Make a verbatim copy of the entries below; pictures stay out.
------------------------
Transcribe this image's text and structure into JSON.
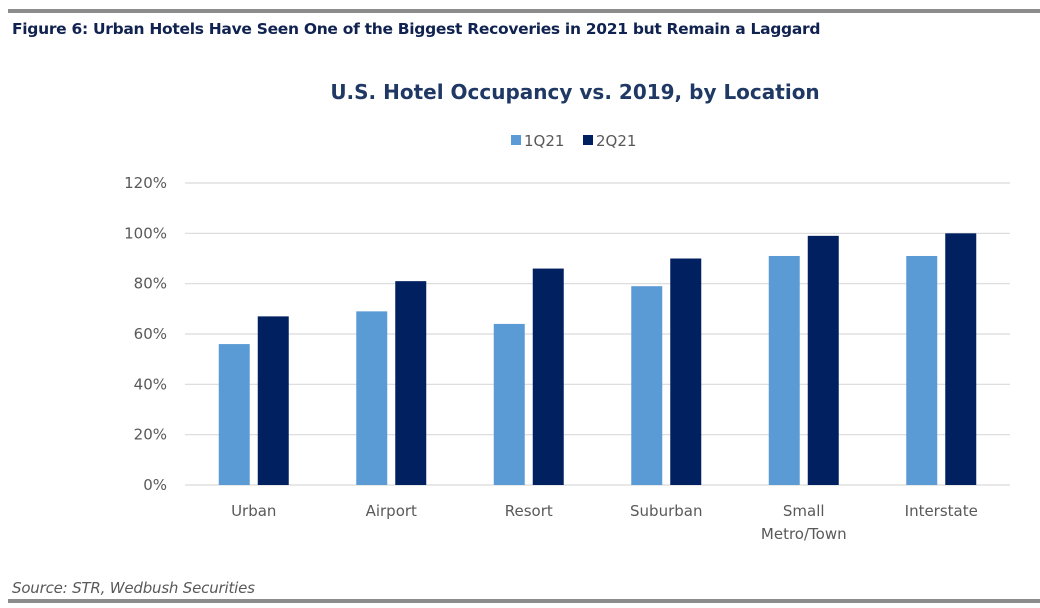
{
  "figure_title": "Figure 6: Urban Hotels Have Seen One of the Biggest Recoveries in 2021 but Remain a Laggard",
  "source": "Source: STR, Wedbush Securities",
  "colors": {
    "series_1q21": "#5b9bd5",
    "series_2q21": "#002060",
    "grid": "#d9d9d9",
    "title": "#1f3864"
  },
  "chart_data": {
    "type": "bar",
    "title": "U.S. Hotel Occupancy  vs. 2019, by Location",
    "xlabel": "",
    "ylabel": "",
    "categories": [
      "Urban",
      "Airport",
      "Resort",
      "Suburban",
      "Small Metro/Town",
      "Interstate"
    ],
    "category_lines": [
      [
        "Urban"
      ],
      [
        "Airport"
      ],
      [
        "Resort"
      ],
      [
        "Suburban"
      ],
      [
        "Small",
        "Metro/Town"
      ],
      [
        "Interstate"
      ]
    ],
    "series": [
      {
        "name": "1Q21",
        "values": [
          56,
          69,
          64,
          79,
          91,
          91
        ]
      },
      {
        "name": "2Q21",
        "values": [
          67,
          81,
          86,
          90,
          99,
          100
        ]
      }
    ],
    "ylim": [
      0,
      120
    ],
    "yticks": [
      0,
      20,
      40,
      60,
      80,
      100,
      120
    ],
    "ytick_labels": [
      "0%",
      "20%",
      "40%",
      "60%",
      "80%",
      "100%",
      "120%"
    ],
    "grid": true,
    "legend_position": "top-center"
  }
}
------------------------
SOLUTION:
Transcribe this image's text and structure into JSON.
{
  "figure_title": "Figure 6: Urban Hotels Have Seen One of the Biggest Recoveries in 2021 but Remain a Laggard",
  "source": "Source: STR, Wedbush Securities",
  "colors": {
    "series_1q21": "#5b9bd5",
    "series_2q21": "#002060",
    "grid": "#d9d9d9",
    "title": "#1f3864"
  },
  "chart_data": {
    "type": "bar",
    "title": "U.S. Hotel Occupancy  vs. 2019, by Location",
    "xlabel": "",
    "ylabel": "",
    "categories": [
      "Urban",
      "Airport",
      "Resort",
      "Suburban",
      "Small Metro/Town",
      "Interstate"
    ],
    "category_lines": [
      [
        "Urban"
      ],
      [
        "Airport"
      ],
      [
        "Resort"
      ],
      [
        "Suburban"
      ],
      [
        "Small",
        "Metro/Town"
      ],
      [
        "Interstate"
      ]
    ],
    "series": [
      {
        "name": "1Q21",
        "values": [
          56,
          69,
          64,
          79,
          91,
          91
        ]
      },
      {
        "name": "2Q21",
        "values": [
          67,
          81,
          86,
          90,
          99,
          100
        ]
      }
    ],
    "ylim": [
      0,
      120
    ],
    "yticks": [
      0,
      20,
      40,
      60,
      80,
      100,
      120
    ],
    "ytick_labels": [
      "0%",
      "20%",
      "40%",
      "60%",
      "80%",
      "100%",
      "120%"
    ],
    "grid": true,
    "legend_position": "top-center"
  }
}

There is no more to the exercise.